◆ Task description ◆
Examine each line of the data. Copy those that contain the string "point".

>>>>>

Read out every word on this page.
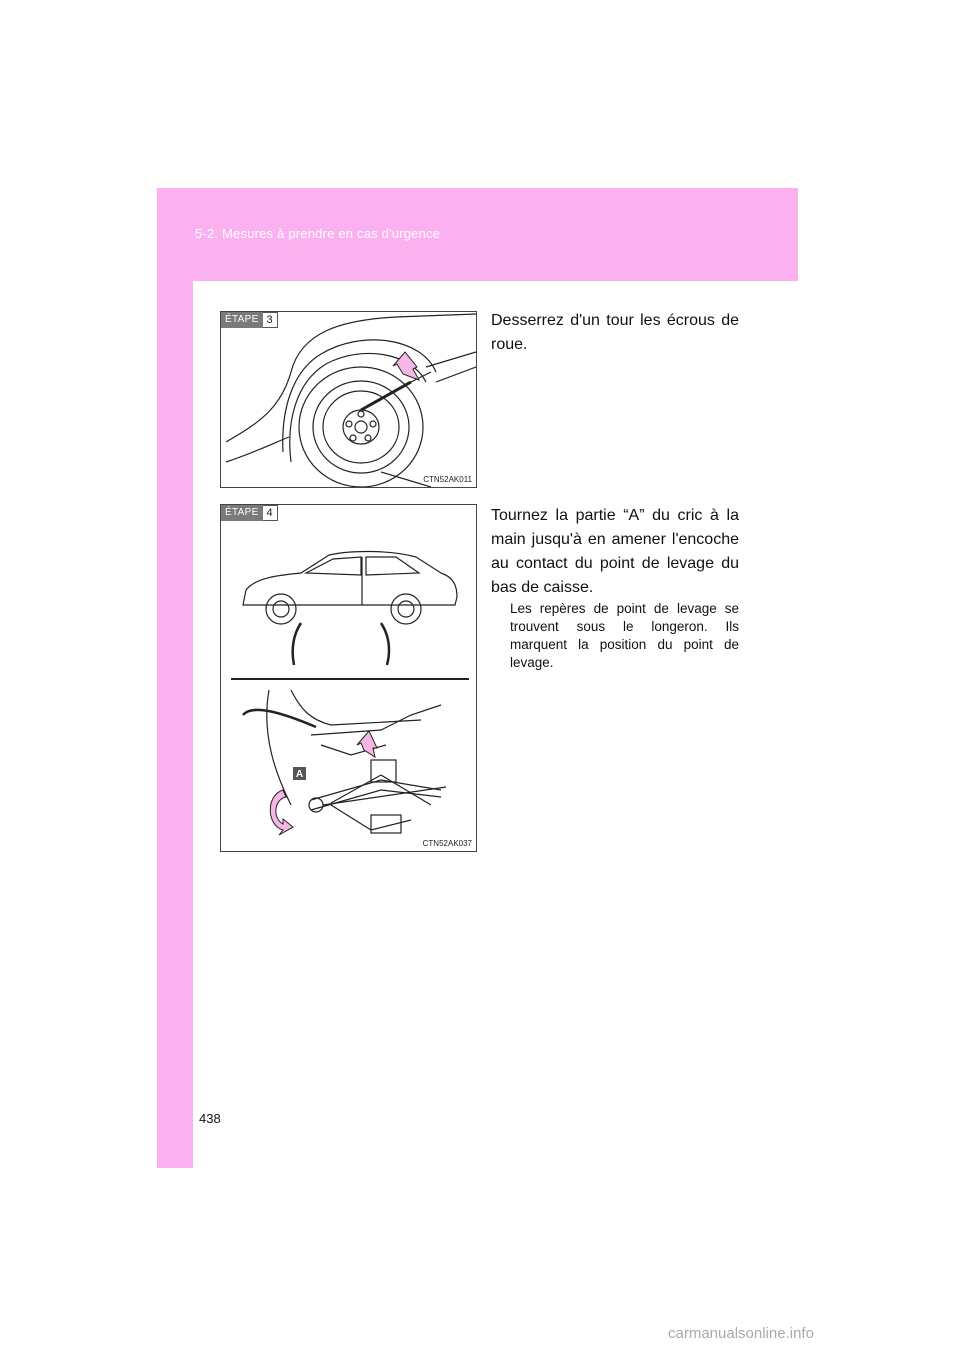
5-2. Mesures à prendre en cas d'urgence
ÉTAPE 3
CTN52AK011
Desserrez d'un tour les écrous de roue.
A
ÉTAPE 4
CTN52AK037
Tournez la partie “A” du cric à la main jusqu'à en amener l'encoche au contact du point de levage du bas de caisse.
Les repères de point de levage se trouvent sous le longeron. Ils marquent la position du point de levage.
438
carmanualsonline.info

<<<<<

◆ Finished answer ◆
Tournez la partie “A” du cric à la main jusqu'à en amener l'encoche au contact du point de levage du bas de caisse.
Les repères de point de levage se trouvent sous le longeron. Ils marquent la position du point de levage.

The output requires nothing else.